Not only is this, I think, the best example of a Jewish approach to money, it is also the classic example of Rabbinics – what it means not to be only a Biblically minded religious person, but a Jew engaged with Rabbinic Judaism.

 

She what is going on here?

So there is a very clear Biblical doctrine, enacted for a very clear and perfectly laudable reason.

But the system is not working. The injunction is meeting the reason for its existence.

So Hillel rides a coach and horses through the injunction.

He takes a clear Biblical injunction and renders it inoperable, or rather creates a giant loophole which the entire people of Israel are expected exploit to avoid the injunction.

And it is all done because the Biblical injunction designed to ameliorate poverty was instead trapping people in poverty.

For our purposes tonight the most remarkable piece about the Prozbul is that it concerns availability of credit – the smooth workings of the credit market.

The initial Biblical law is designed to protect the poor, but the Rabbinic intervention seems to be designed at saving the creditors.

After all before they had to write off their loans, now they can, by means of this Porzbul protect them even on the other side of the Shmittah.

It seems, in so many ways an extra-ordinary precursor of recent events in the international and national financial worlds.

 

In modern world we also have a system designed to protect the needy which is failing.

So the intervention comes in, and it is NOT an intervention aimed, at first glance, at the poor, it seems, at first glance to be an intervention aimed at saving the creditors who, it may well be argued are the people who got the poor in the mess in the first place.

In both cases we have the wheels of credit coming to a halt and in both cases there is action which, on first glance seems to be aimed at saving the lenders, but is clearly being driven by a desire to allow credit, once again, to be a force for good.

At least as a general observation –and I don’t want to be overly political - the interventions of both Hillel and of Governments and central banks around the world have to be right.

And the notion of the Biblical verses being rendered void and non-applicable, has an analogy in the way ‘golden rules’ of National and European economic management, so cherished in the past decade have been rendered void or ignored.

=== Dataset extract ===
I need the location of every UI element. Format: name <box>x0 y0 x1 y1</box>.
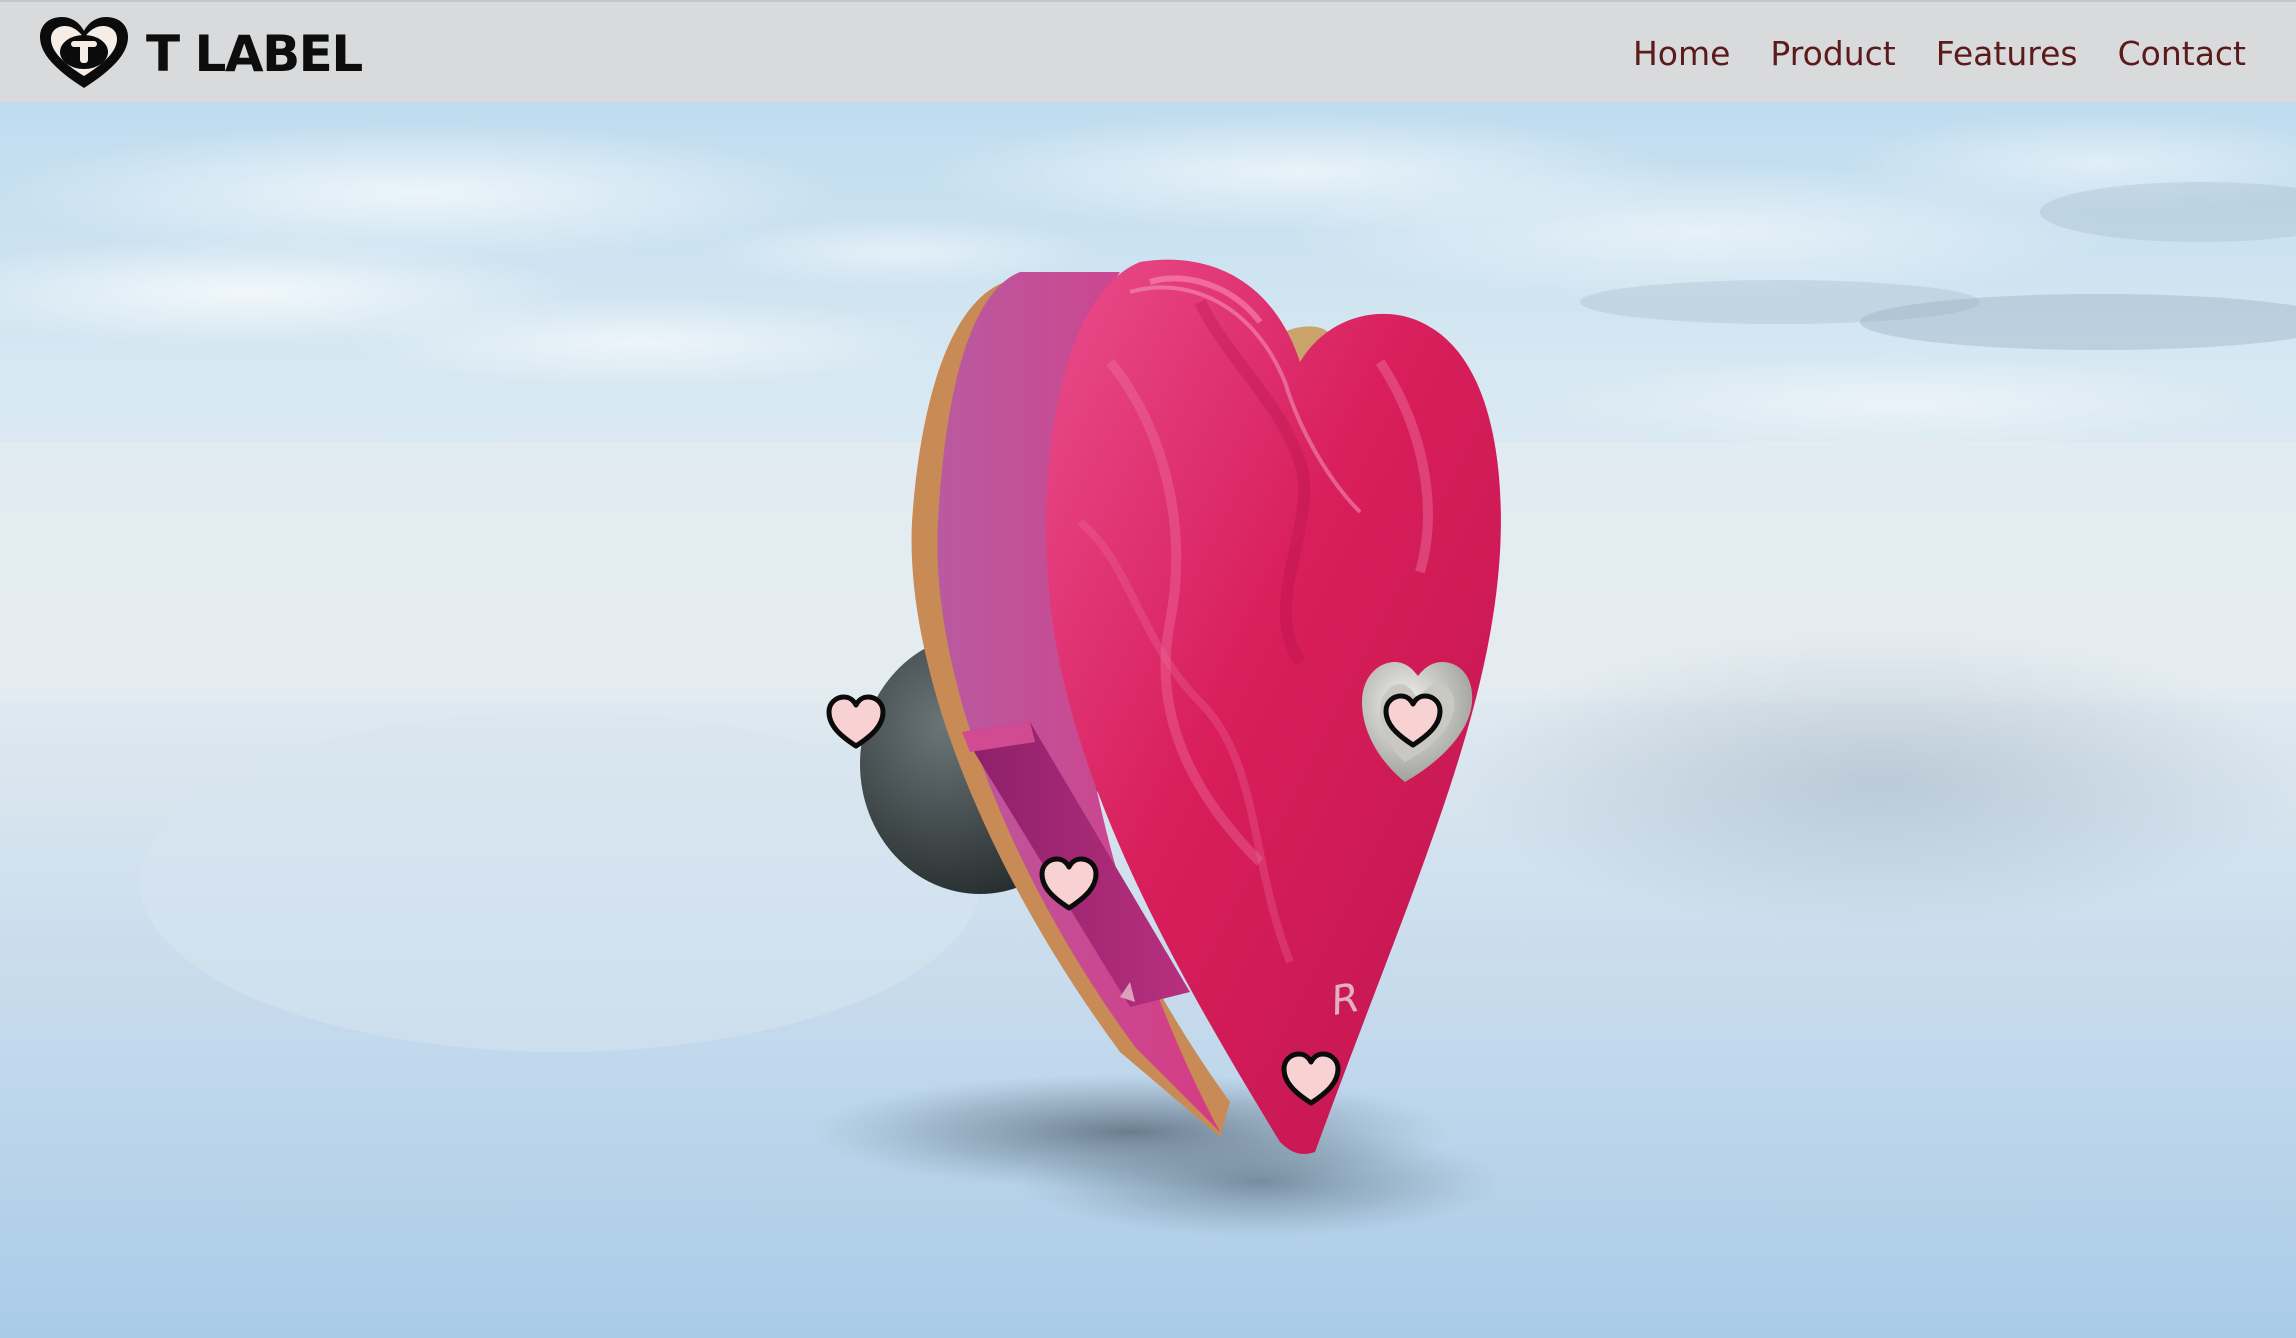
product-3d-viewer[interactable]: R <box>0 102 2296 1338</box>
heart-hotspot-icon <box>1039 856 1099 911</box>
nav-link-product[interactable]: Product <box>1770 34 1895 73</box>
nav-link-contact[interactable]: Contact <box>2118 34 2246 73</box>
hotspot-heart-1[interactable] <box>825 693 887 751</box>
hotspot-heart-2[interactable] <box>1382 692 1444 750</box>
navbar: T LABEL Home Product Features Contact <box>0 0 2296 102</box>
heart-hotspot-icon <box>826 694 886 749</box>
nav-link-features[interactable]: Features <box>1936 34 2078 73</box>
hotspot-heart-4[interactable] <box>1280 1050 1342 1108</box>
main-nav: Home Product Features Contact <box>1593 2 2246 104</box>
brand-name: T LABEL <box>146 25 363 83</box>
brand-link[interactable]: T LABEL <box>36 14 363 94</box>
heart-hotspot-icon <box>1281 1051 1341 1106</box>
product-viewer-page: T LABEL Home Product Features Contact R <box>0 0 2296 1338</box>
heart-hotspot-icon <box>1383 693 1443 748</box>
brand-heart-logo-icon <box>40 17 128 88</box>
nav-link-home[interactable]: Home <box>1633 34 1730 73</box>
sky-environment-background: R <box>0 102 2296 1338</box>
hotspot-heart-3[interactable] <box>1038 855 1100 913</box>
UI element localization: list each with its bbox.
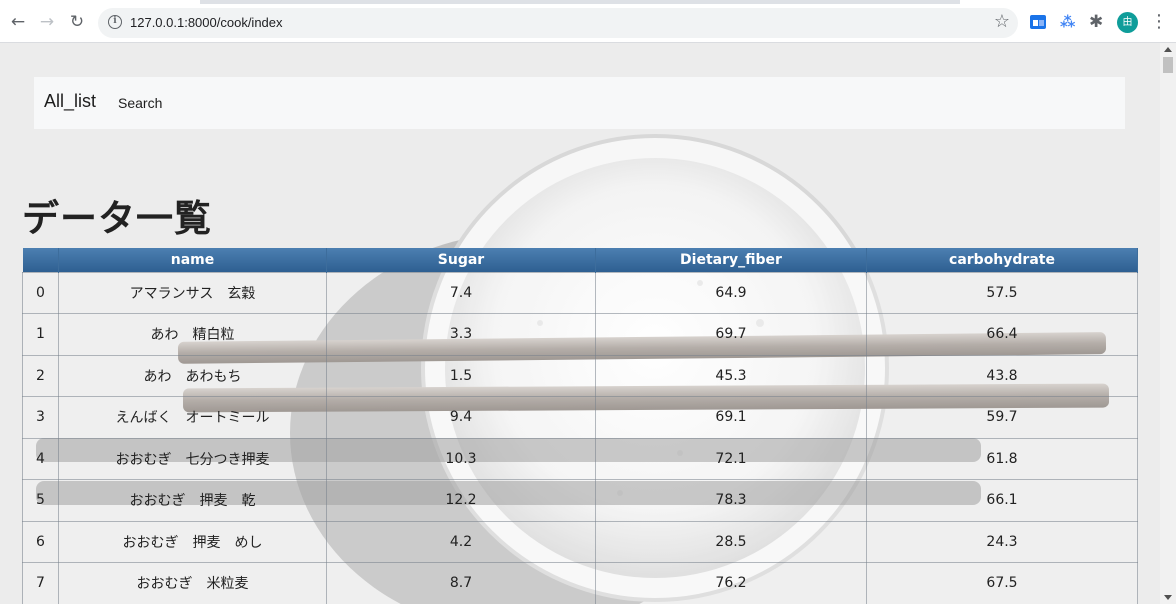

=== The problem ===
Please carry on the passage about Hillel's Prozbul and the credit markets from its last sentence.

=== Output of the task ===
On this reading Hillel would probably have supported the partial re-nationalisation of banking structures, etc.

He certainly would have realised the need to ‘do something’

One does need to protect the smooth flow of the Capital markets because without credit – without money things will get far worse for the poor than would be the case without these interventions.

 

I think the world is turning. I don’t think the end of the world is nigh, but we are seeing a re-evalutaion of the role and place of money in society. It is, as Confucius might have said, an interesting time.

And on the subject of the contemporary and the immediate I would want to offer these thoughts in conclusion.

 

i)                    Work should be productive. Hedge funds are an important way of defraying risk, derivatives likewise. But somewhere along the line these values were lost under a drive for profit from fund managers looking only for the quick-buck. This is profit made not from increased productivity, efficiency of production etc. but rather as a gamble, a bluff or counter-bluff. These kinds of economic actions do no favours to the broader society and it was this kind of ‘investing’ that tipped a difficult situation over into an impossible one.

ii)                   We need a new way to measure value. The ease of measurement is, surely, the most attractive thing about money. We know that money cannot make a person rich, but it can give us a way of gauging if we are better or worse than our neighbour. However money is poorly used for this purpose. The most important things in Jewish life cannot be valued so simply. (the minimum cost of a wedding band is a ‘peppercorn’ it’s not supposed to be a test of how much we love our spouse)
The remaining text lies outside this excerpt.